** start of EXCERPTED RECORDS **

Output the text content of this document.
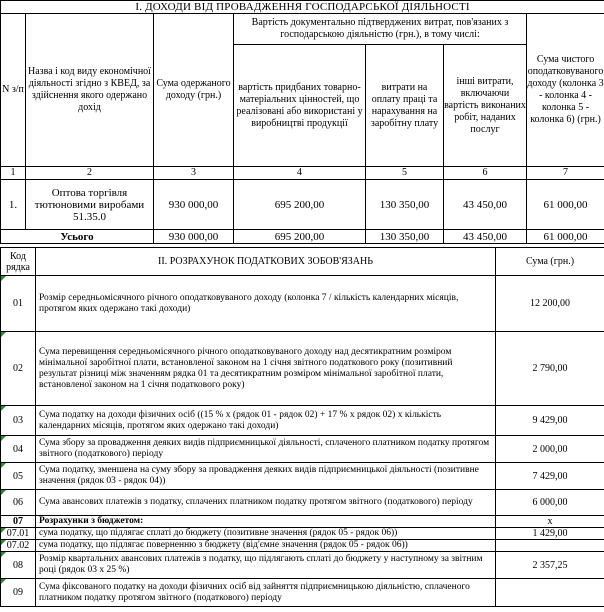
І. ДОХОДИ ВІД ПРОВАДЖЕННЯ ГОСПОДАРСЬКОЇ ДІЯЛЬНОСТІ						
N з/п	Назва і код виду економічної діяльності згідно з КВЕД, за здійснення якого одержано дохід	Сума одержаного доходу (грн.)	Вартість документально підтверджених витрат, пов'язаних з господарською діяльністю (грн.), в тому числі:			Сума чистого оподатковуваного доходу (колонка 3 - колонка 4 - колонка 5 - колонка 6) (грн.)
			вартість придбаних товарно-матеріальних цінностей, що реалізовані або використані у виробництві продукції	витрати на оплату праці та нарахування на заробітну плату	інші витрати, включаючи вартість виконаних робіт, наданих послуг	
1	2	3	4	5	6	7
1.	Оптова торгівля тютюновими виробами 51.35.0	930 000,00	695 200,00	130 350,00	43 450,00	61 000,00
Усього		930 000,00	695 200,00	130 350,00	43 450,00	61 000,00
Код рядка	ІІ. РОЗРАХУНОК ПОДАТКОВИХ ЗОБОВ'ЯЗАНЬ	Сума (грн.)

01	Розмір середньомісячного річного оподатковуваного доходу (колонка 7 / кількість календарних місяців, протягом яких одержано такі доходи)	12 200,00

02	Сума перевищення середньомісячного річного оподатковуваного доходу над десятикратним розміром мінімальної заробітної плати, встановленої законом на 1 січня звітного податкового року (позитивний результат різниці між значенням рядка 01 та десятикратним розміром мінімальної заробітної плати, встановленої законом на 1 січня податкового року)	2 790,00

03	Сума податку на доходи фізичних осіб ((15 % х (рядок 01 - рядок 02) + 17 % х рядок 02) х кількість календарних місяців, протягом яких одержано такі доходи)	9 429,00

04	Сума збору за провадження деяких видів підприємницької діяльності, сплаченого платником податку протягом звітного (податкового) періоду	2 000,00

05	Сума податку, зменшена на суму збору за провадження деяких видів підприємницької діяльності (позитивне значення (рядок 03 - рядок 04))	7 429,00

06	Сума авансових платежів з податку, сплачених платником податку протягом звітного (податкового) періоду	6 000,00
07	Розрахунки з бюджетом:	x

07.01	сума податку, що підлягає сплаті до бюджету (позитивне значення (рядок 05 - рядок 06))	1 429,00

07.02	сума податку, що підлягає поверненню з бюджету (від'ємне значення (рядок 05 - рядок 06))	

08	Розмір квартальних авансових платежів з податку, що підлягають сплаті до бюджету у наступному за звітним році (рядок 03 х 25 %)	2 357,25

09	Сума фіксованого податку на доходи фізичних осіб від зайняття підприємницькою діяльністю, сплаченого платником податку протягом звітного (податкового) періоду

** end of EXCERPTED RECORDS **
** start of EXCERPTED RECORDS **

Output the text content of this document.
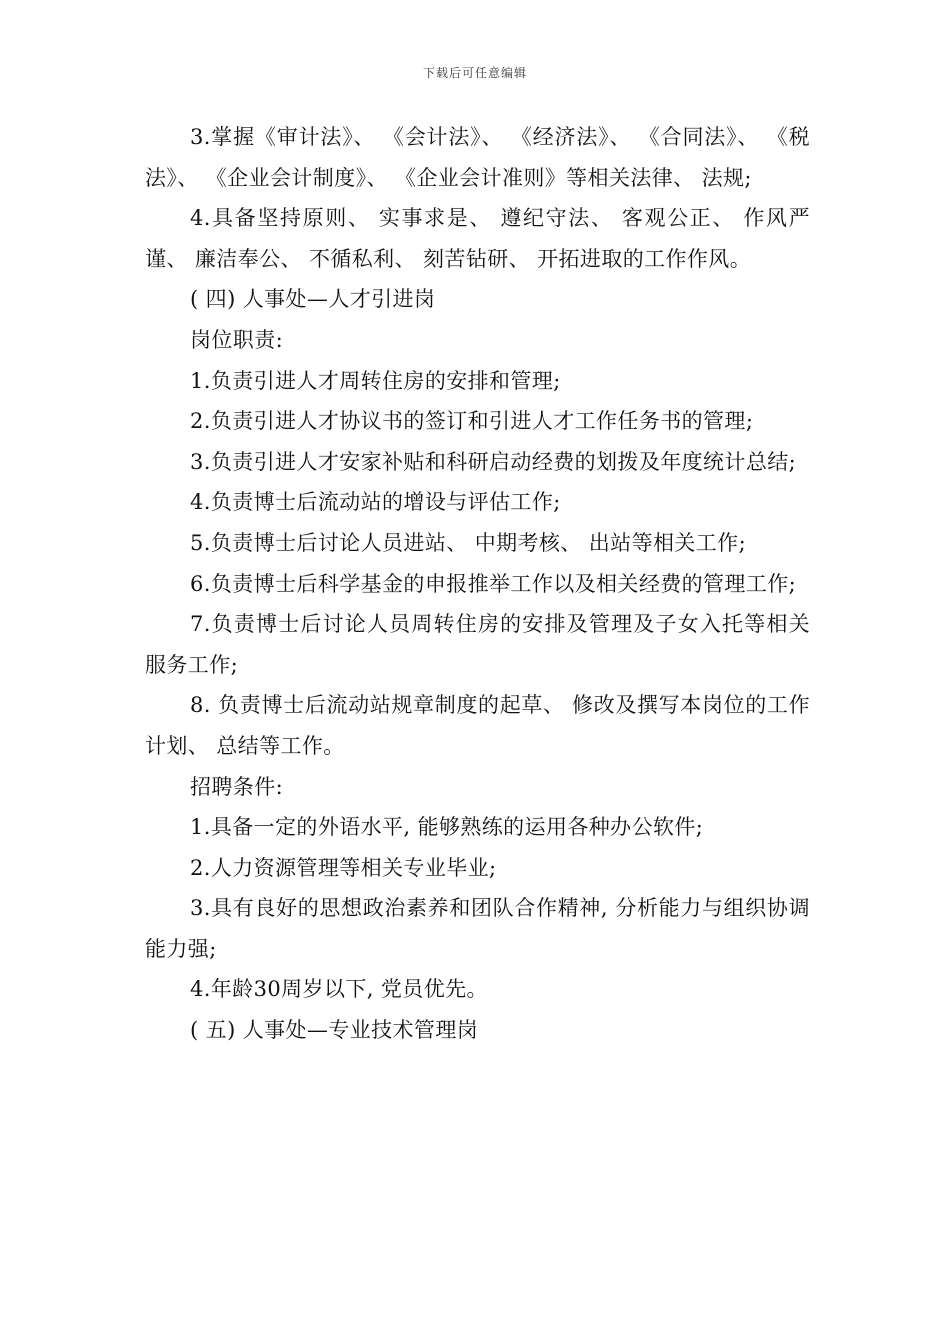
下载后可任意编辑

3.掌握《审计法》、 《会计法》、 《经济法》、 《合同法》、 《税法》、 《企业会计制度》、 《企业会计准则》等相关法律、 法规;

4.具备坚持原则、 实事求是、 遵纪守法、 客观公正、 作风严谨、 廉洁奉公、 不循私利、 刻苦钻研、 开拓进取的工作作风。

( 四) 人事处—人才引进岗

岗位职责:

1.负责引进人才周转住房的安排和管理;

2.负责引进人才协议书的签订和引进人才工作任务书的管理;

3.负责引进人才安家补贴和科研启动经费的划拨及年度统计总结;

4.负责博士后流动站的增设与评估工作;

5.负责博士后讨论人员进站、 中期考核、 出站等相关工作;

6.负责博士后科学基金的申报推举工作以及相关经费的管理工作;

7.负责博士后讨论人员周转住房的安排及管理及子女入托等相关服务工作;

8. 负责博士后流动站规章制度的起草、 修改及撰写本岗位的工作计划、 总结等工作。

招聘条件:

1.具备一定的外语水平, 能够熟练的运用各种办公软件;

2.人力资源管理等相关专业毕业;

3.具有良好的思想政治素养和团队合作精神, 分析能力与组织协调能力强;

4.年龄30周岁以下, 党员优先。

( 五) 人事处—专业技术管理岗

** end of EXCERPTED RECORDS **

EXERCISE ->
Looking at the records above, tally the lines holding "платником" and reply with that number only.

TASK ANSWER ->
3